• _SOURCE TEXT_:
* * * * *

After finding out that there are many here who are affected by mental health issues, I felt like a thread dedicated to it would help foster discussion.
It could be to used to discuss challenges, day-to-day life, find a sympathetic ear, or just reach out and find others who may be going through a similar situation.
I'll start to break the ice :)
Ahem, my name is Fishcurl and I was diagnosed with clinical depression in my early 20s. I suspect that I was actually suffering from it much earlier than that given that I tried to kill myself when I was 14. My parents did not understand, especially my mom. They felt I was "just being a teenager."
Since my diagnosis and subsequent ongoing treatment, things have, for the most part, improved. I have accomplished more than I could have if it were not for the support of my husband and my doctor. That isn't to say that I don't have relapses.
I was free of symptoms for years until I became pregnant with my daughter and developed ante-partum depression. Fortunately it was caught early and was under control before she was born. Since then I've had mini-relapses and one big relapse earlier this year.

* * * * *

• _INFORMATION_:
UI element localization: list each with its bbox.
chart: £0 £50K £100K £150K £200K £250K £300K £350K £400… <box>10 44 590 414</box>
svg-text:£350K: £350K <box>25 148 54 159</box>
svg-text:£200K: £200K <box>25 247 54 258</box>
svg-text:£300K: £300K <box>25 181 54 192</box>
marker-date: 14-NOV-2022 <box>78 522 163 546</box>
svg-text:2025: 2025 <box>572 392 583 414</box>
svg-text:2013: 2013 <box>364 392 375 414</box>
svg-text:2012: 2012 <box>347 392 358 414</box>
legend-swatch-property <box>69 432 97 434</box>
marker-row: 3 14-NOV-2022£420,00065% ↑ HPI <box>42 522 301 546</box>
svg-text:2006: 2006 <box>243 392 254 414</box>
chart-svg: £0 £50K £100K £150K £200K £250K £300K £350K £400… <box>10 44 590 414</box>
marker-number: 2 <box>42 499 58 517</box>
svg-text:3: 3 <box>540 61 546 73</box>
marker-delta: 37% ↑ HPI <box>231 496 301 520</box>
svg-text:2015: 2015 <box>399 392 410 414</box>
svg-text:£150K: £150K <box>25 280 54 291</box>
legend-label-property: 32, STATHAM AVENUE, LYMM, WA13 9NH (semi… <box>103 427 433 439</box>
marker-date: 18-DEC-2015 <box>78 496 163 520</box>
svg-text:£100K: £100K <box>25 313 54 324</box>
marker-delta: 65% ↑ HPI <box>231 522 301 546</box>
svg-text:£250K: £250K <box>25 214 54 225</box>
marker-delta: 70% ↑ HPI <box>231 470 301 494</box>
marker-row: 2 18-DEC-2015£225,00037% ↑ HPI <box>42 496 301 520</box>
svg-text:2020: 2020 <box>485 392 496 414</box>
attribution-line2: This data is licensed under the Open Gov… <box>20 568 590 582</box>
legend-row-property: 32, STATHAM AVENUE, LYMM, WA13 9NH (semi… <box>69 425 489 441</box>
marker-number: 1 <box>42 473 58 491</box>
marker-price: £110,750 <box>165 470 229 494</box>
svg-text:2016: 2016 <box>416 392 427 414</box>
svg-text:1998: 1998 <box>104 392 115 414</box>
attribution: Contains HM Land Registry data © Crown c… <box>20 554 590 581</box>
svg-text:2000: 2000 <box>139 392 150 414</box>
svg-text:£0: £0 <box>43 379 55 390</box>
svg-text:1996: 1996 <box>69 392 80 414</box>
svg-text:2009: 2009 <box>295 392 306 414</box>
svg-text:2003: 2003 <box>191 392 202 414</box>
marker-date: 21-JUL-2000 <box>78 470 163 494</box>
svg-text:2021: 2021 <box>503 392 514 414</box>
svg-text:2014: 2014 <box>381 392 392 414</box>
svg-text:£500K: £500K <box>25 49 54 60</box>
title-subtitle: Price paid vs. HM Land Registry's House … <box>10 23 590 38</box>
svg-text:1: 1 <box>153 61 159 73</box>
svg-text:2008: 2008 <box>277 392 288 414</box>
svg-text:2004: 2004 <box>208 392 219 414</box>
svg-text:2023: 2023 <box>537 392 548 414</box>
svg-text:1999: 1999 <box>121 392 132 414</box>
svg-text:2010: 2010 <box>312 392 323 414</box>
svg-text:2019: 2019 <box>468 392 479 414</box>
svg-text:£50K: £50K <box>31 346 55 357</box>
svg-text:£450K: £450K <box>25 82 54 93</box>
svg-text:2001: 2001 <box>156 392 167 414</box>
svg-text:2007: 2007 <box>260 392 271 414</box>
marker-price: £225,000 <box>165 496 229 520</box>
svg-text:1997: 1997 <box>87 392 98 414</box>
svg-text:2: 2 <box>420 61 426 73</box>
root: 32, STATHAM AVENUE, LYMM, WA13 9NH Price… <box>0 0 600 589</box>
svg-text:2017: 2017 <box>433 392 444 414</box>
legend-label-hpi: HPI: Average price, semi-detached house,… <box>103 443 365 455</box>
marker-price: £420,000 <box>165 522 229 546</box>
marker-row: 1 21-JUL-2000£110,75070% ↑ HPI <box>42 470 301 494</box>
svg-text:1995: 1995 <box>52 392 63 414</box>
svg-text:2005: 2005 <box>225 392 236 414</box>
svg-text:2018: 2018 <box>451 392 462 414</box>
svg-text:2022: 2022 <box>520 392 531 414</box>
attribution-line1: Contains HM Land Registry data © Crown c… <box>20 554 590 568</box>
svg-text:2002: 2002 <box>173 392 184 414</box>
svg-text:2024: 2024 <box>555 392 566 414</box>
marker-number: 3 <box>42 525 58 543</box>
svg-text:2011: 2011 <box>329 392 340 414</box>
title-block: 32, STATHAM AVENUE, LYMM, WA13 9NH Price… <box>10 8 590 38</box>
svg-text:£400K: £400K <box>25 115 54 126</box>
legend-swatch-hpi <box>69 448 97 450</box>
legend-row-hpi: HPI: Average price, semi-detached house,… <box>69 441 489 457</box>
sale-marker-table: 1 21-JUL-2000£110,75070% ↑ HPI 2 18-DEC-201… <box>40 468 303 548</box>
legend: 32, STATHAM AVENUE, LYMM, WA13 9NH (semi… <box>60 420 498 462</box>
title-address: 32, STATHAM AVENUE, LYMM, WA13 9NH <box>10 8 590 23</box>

* * * * *

• _TASK LIST_:
A - In the post about mental health, at what age was Fishcurl diagnosed with clinical depression?
B - Pick up the post about mental health after its last sentence and carry it on.
The records play no part in this work.

• _ANSWERS TO THE EXERCISES_:
A - In Fishcurl's early 20s.

B -
Sometimes it feels like I'll never put myself back together after a relapse and that each time it gets harder to pull out. My close family knows about my disease but my friends and acquaintances do not. Although I know my disease is valid and real, every time I think about telling someone I feel like I'm giving them an excuse for why I let them down or that they would treat me differently or think I was lazy, anti-social, etc.
That said, I know there are people worse off than I and am thankful that I have support and coping mechanisms in place.
So there's my story. I don't need any response, it is what it is and I'm okay with that :)
Do feel free to add your own story, ask questions, or just chat.